[Image layout annotations]
+ + + +

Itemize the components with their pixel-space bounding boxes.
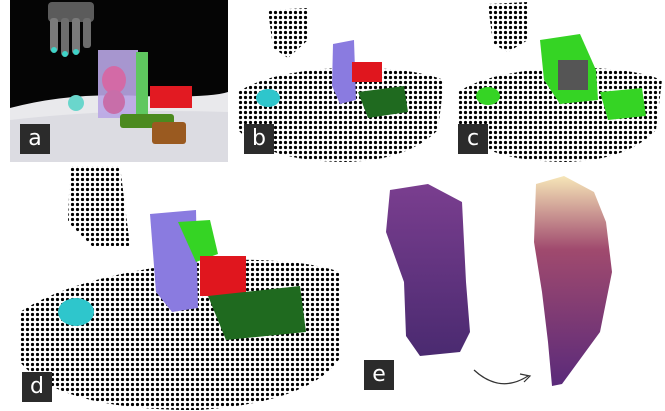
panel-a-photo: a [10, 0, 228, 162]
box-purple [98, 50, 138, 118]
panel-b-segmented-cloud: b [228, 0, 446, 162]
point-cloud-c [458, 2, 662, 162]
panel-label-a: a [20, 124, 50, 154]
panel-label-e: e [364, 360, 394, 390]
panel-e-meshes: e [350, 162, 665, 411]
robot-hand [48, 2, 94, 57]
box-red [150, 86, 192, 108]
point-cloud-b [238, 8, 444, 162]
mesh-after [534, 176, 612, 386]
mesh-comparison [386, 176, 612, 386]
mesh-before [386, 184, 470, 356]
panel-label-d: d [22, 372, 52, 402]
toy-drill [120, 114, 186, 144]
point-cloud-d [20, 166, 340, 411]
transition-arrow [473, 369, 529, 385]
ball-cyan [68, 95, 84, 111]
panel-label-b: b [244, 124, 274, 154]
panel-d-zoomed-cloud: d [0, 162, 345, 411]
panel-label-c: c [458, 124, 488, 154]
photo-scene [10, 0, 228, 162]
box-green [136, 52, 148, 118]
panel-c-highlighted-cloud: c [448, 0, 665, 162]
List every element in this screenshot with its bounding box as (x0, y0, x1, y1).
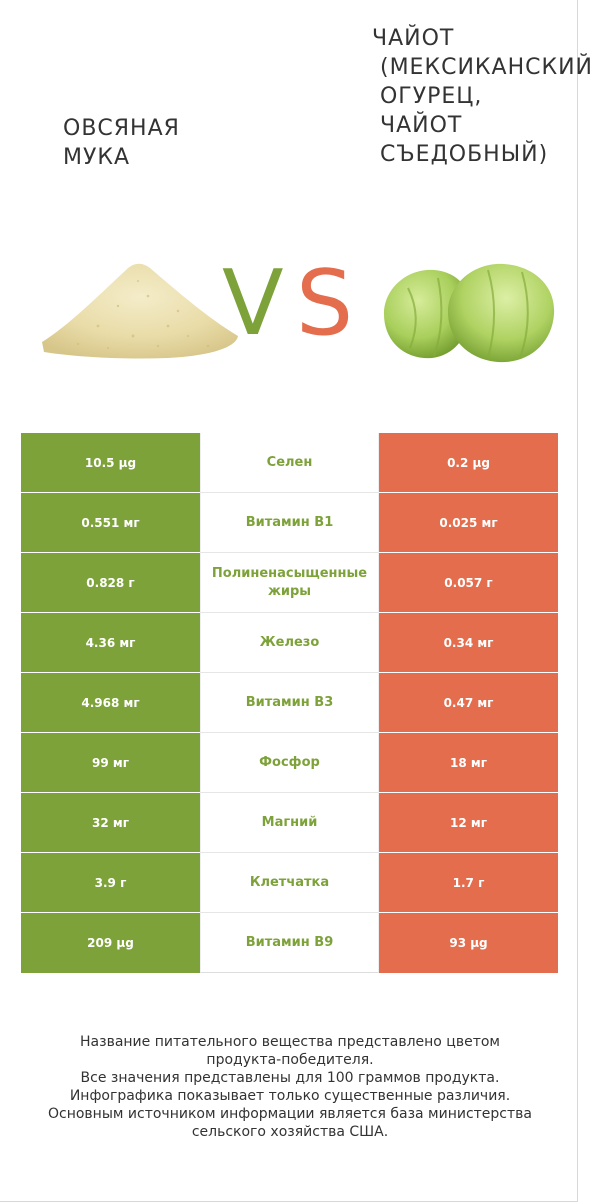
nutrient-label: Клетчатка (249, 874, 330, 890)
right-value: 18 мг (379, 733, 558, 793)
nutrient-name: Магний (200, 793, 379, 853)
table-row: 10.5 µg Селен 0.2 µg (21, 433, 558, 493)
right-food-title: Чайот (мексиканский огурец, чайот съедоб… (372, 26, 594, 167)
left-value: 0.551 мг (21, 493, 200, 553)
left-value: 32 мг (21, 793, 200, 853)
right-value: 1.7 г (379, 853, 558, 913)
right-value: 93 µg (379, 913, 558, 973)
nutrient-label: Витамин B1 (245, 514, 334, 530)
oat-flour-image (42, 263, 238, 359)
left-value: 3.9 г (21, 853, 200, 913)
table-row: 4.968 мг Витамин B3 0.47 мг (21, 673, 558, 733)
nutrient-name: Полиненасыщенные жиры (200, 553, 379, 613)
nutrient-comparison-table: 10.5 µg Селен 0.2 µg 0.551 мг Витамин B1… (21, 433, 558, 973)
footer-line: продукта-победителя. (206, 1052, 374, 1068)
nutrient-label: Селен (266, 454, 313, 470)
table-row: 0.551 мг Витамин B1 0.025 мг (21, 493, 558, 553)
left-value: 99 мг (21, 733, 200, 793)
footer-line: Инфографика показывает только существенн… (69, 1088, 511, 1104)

+ + + +

-- Task prompt --
Rewrite all of the rows above as a single numbered list with one line per item, omitting blank lines and the pictures.

-- Task result --
1. Itemize the components with their pixel-space bounding boxes.
2. panel-a-photo: a [10, 0, 228, 162]
3. box-purple [98, 50, 138, 118]
4. panel-b-segmented-cloud: b [228, 0, 446, 162]
5. point-cloud-c [458, 2, 662, 162]
6. panel-label-a: a [20, 124, 50, 154]
7. panel-label-e: e [364, 360, 394, 390]
8. panel-e-meshes: e [350, 162, 665, 411]
9. robot-hand [48, 2, 94, 57]
10. box-red [150, 86, 192, 108]
11. point-cloud-b [238, 8, 444, 162]
12. mesh-after [534, 176, 612, 386]
13. mesh-comparison [386, 176, 612, 386]
14. mesh-before [386, 184, 470, 356]
15. panel-label-d: d [22, 372, 52, 402]
16. toy-drill [120, 114, 186, 144]
17. point-cloud-d [20, 166, 340, 411]
18. transition-arrow [473, 369, 529, 385]
19. ball-cyan [68, 95, 84, 111]
20. panel-label-b: b [244, 124, 274, 154]
21. panel-d-zoomed-cloud: d [0, 162, 345, 411]
22. panel-label-c: c [458, 124, 488, 154]
23. photo-scene [10, 0, 228, 162]
24. box-green [136, 52, 148, 118]
25. panel-c-highlighted-cloud: c [448, 0, 665, 162]
26. List every element in this screenshot with its bounding box as (x0, y0, x1, y1).
27. nutrient-label: Клетчатка (249, 874, 330, 890)
28. right-value: 18 мг (379, 733, 558, 793)
29. nutrient-name: Магний (200, 793, 379, 853)
30. table-row: 10.5 µg Селен 0.2 µg (21, 433, 558, 493)
31. right-food-title: Чайот (мексиканский огурец, чайот съедоб… (372, 26, 594, 167)
32. left-value: 0.551 мг (21, 493, 200, 553)
33. left-value: 32 мг (21, 793, 200, 853)
34. right-value: 1.7 г (379, 853, 558, 913)
35. right-value: 93 µg (379, 913, 558, 973)
36. nutrient-label: Витамин B1 (245, 514, 334, 530)
37. oat-flour-image (42, 263, 238, 359)
38. left-value: 3.9 г (21, 853, 200, 913)
39. table-row: 4.968 мг Витамин B3 0.47 мг (21, 673, 558, 733)
40. nutrient-name: Полиненасыщенные жиры (200, 553, 379, 613)
41. nutrient-comparison-table: 10.5 µg Селен 0.2 µg 0.551 мг Витамин B1… (21, 433, 558, 973)
42. footer-line: продукта-победителя. (206, 1052, 374, 1068)
43. nutrient-label: Селен (266, 454, 313, 470)
44. table-row: 0.551 мг Витамин B1 0.025 мг (21, 493, 558, 553)
45. left-value: 99 мг (21, 733, 200, 793)
46. footer-line: Инфографика показывает только существенн… (69, 1088, 511, 1104)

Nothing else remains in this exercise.